__Brief__:
Write out the entire listing below exactly, with the pictures left out.

__Given information__:
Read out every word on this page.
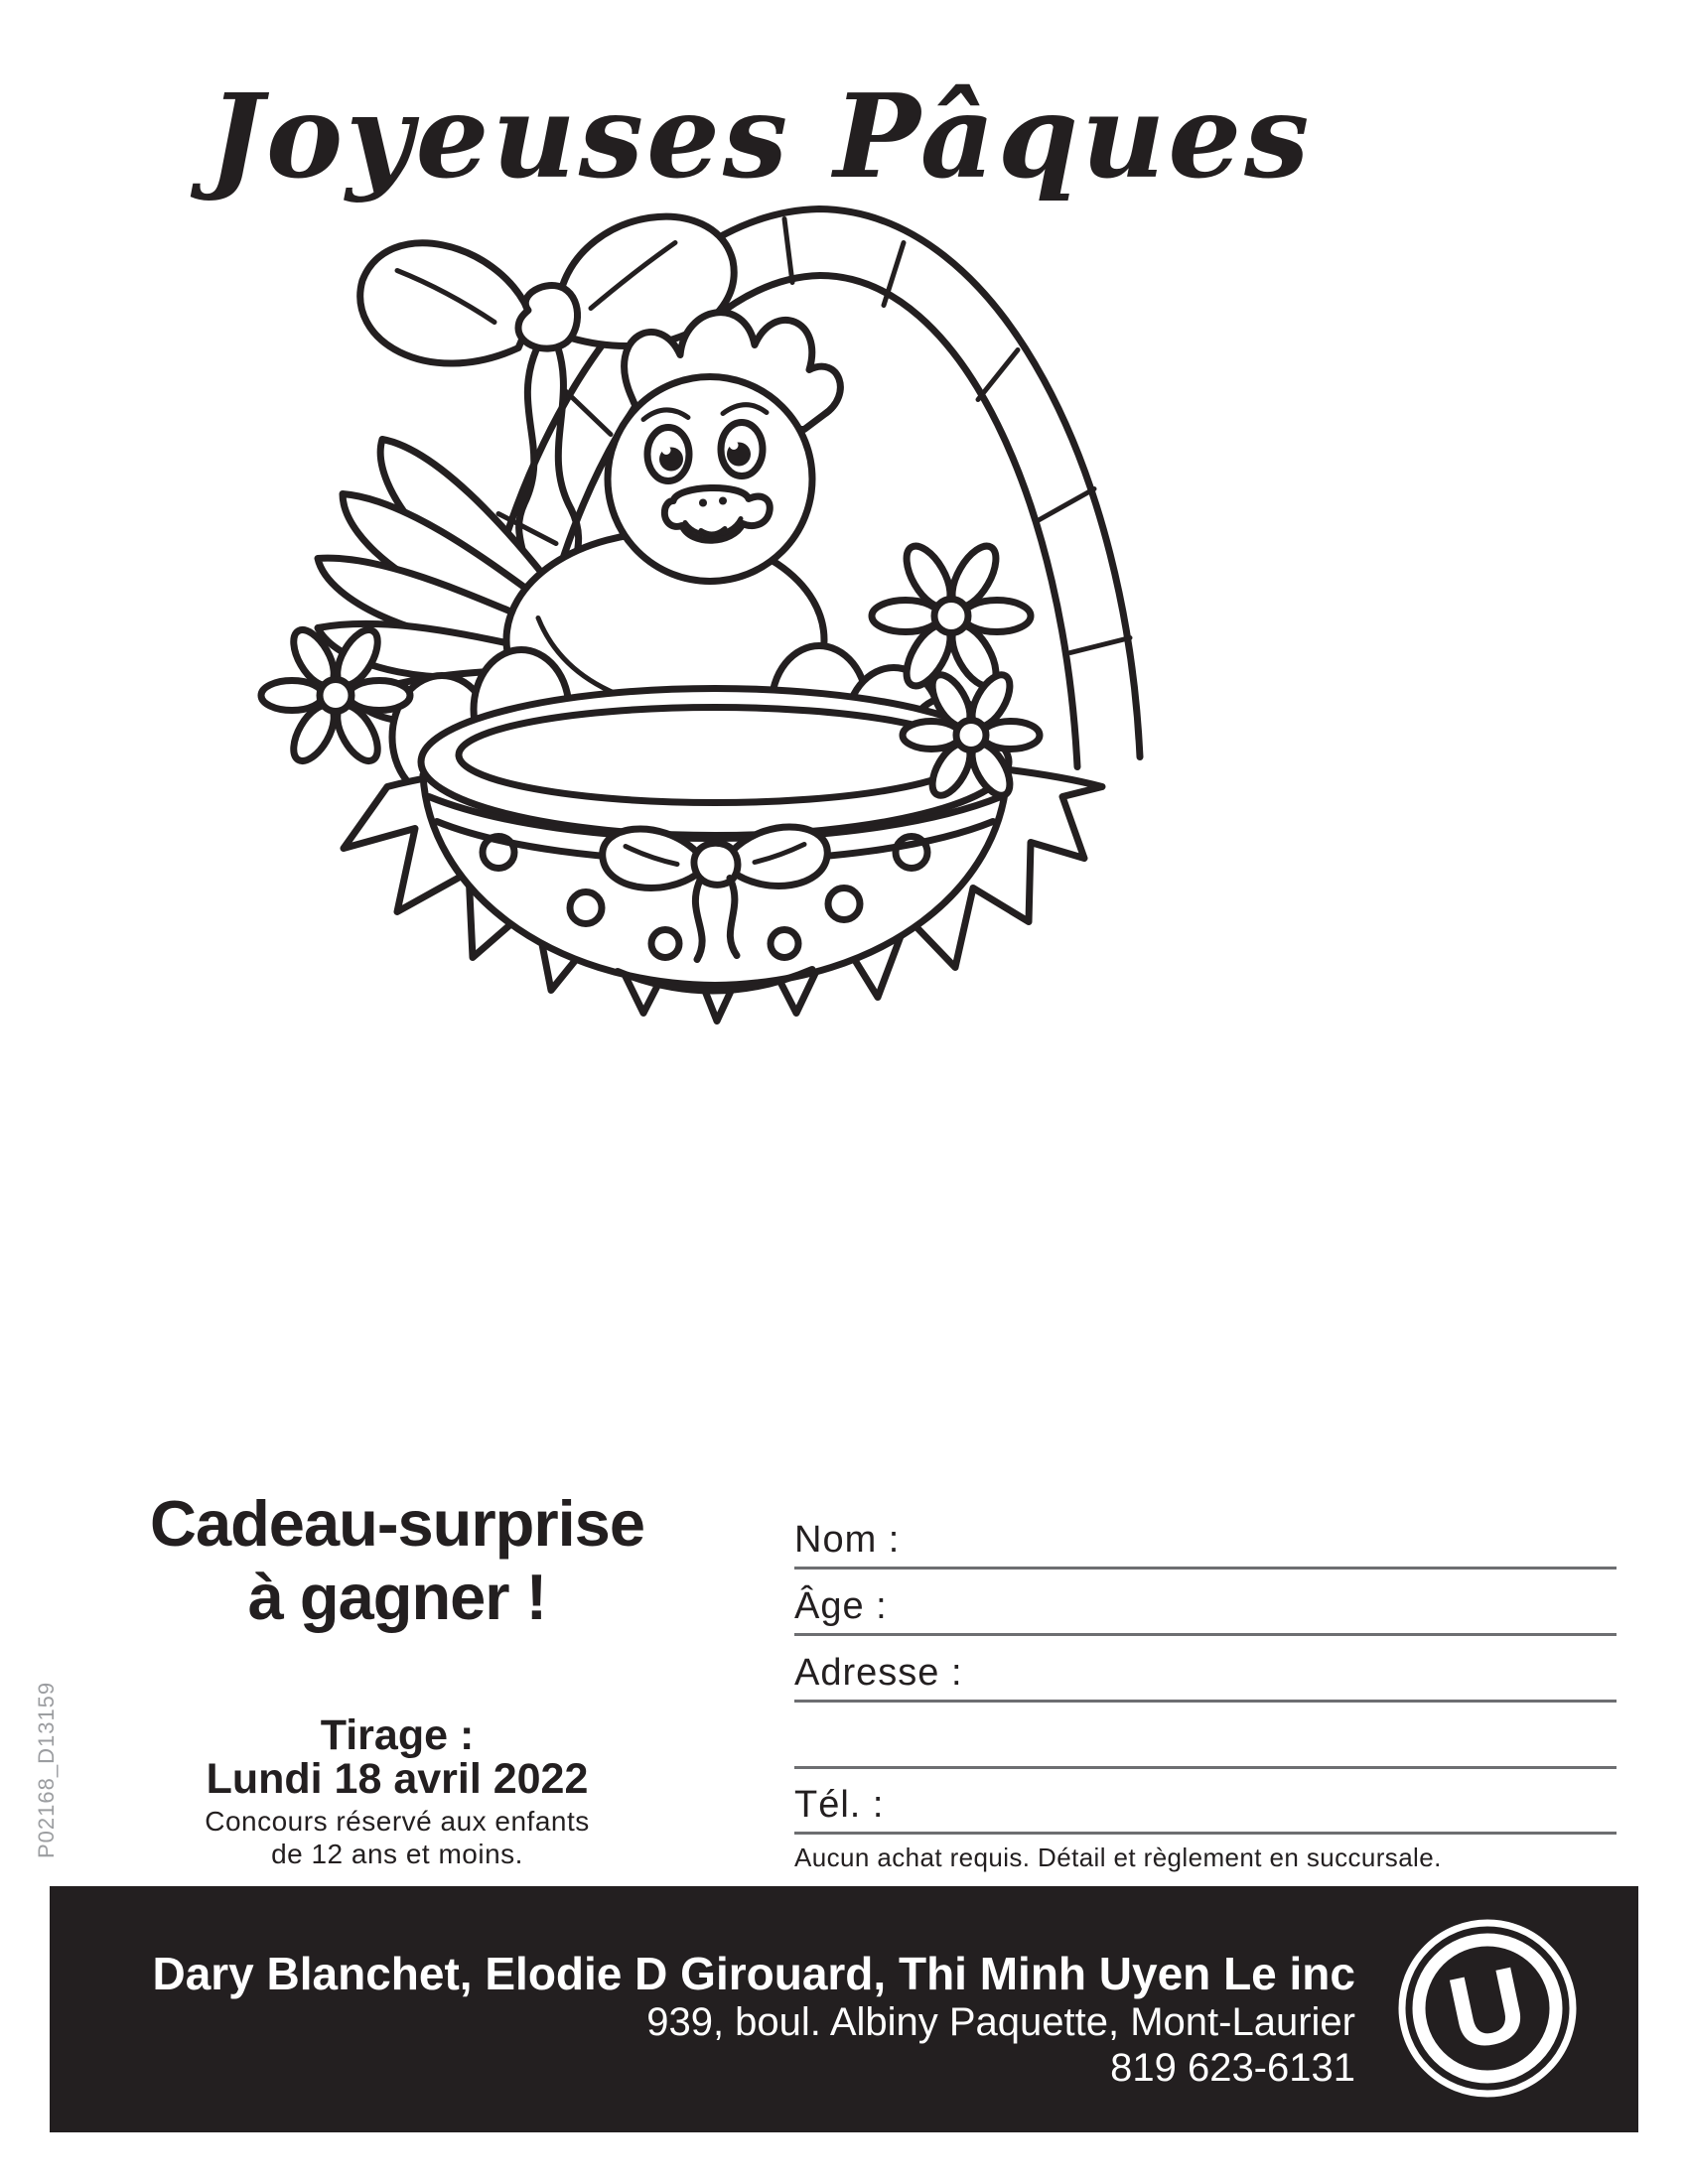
Joyeuses Pâques
Cadeau-surprise
à gagner !
Tirage :
Lundi 18 avril 2022
Concours réservé aux enfants
de 12 ans et moins.
Nom :
Âge :
Adresse :
Tél. :
Aucun achat requis. Détail et règlement en succursale.
P02168_D13159
Dary Blanchet, Elodie D Girouard, Thi Minh Uyen Le inc
939, boul. Albiny Paquette, Mont-Laurier
819 623-6131 U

__Exercise answer__:
Read out every word on this page.
Joyeuses Pâques
Cadeau-surprise
à gagner !
Tirage :
Lundi 18 avril 2022
Concours réservé aux enfants
de 12 ans et moins.
Nom :
Âge :
Adresse :
Tél. :
Aucun achat requis. Détail et règlement en succursale.
P02168_D13159
Dary Blanchet, Elodie D Girouard, Thi Minh Uyen Le inc
939, boul. Albiny Paquette, Mont-Laurier
819 623-6131 U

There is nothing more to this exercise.